[Task goal] Pick out every line in the listing below that contains the word "club".

>>>>

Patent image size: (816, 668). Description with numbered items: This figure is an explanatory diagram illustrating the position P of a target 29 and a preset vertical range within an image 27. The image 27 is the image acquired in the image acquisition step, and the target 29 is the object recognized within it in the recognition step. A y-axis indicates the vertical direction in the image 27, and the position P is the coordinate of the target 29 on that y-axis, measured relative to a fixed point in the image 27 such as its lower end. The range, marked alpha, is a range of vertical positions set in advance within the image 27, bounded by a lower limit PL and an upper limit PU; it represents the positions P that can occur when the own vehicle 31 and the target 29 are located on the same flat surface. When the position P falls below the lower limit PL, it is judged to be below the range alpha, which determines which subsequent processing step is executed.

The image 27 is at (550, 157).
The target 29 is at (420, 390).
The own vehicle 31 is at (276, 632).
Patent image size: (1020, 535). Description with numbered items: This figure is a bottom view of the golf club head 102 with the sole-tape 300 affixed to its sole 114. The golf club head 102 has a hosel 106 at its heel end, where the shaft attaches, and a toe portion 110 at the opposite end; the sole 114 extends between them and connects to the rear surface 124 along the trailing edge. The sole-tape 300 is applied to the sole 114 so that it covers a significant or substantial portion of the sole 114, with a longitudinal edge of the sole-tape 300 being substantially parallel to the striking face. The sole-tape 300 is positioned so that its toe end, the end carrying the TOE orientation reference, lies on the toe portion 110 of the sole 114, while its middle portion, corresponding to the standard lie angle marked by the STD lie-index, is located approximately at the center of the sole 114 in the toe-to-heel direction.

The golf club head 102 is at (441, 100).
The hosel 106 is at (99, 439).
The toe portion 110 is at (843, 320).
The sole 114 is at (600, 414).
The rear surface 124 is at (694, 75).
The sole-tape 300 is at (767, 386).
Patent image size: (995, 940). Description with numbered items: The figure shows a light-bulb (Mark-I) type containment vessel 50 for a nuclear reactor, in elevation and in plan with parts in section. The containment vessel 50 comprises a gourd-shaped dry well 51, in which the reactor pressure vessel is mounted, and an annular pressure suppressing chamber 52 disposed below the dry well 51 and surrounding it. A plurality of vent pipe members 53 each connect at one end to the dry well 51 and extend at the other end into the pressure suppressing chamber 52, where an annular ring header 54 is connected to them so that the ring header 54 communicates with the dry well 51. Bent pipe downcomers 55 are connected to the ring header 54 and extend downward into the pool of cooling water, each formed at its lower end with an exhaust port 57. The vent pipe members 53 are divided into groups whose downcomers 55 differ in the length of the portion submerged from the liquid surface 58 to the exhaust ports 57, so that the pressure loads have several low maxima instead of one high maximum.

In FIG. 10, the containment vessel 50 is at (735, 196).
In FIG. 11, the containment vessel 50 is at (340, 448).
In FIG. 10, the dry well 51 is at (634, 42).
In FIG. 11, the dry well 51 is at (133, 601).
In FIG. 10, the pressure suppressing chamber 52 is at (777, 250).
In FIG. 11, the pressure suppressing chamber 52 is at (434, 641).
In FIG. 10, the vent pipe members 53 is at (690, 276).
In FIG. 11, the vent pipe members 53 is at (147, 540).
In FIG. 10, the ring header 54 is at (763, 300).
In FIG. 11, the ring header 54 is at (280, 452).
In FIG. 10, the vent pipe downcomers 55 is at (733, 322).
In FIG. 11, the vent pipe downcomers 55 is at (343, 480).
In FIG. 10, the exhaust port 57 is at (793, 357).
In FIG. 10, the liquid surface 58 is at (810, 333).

<<<<

[Exercise result]
Patent image size: (1020, 535). Description with numbered items: This figure is a bottom view of the golf club head 102 with the sole-tape 300 affixed to its sole 114. The golf club head 102 has a hosel 106 at its heel end, where the shaft attaches, and a toe portion 110 at the opposite end; the sole 114 extends between them and connects to the rear surface 124 along the trailing edge. The sole-tape 300 is applied to the sole 114 so that it covers a significant or substantial portion of the sole 114, with a longitudinal edge of the sole-tape 300 being substantially parallel to the striking face. The sole-tape 300 is positioned so that its toe end, the end carrying the TOE orientation reference, lies on the toe portion 110 of the sole 114, while its middle portion, corresponding to the standard lie angle marked by the STD lie-index, is located approximately at the center of the sole 114 in the toe-to-heel direction.
The golf club head 102 is at (441, 100).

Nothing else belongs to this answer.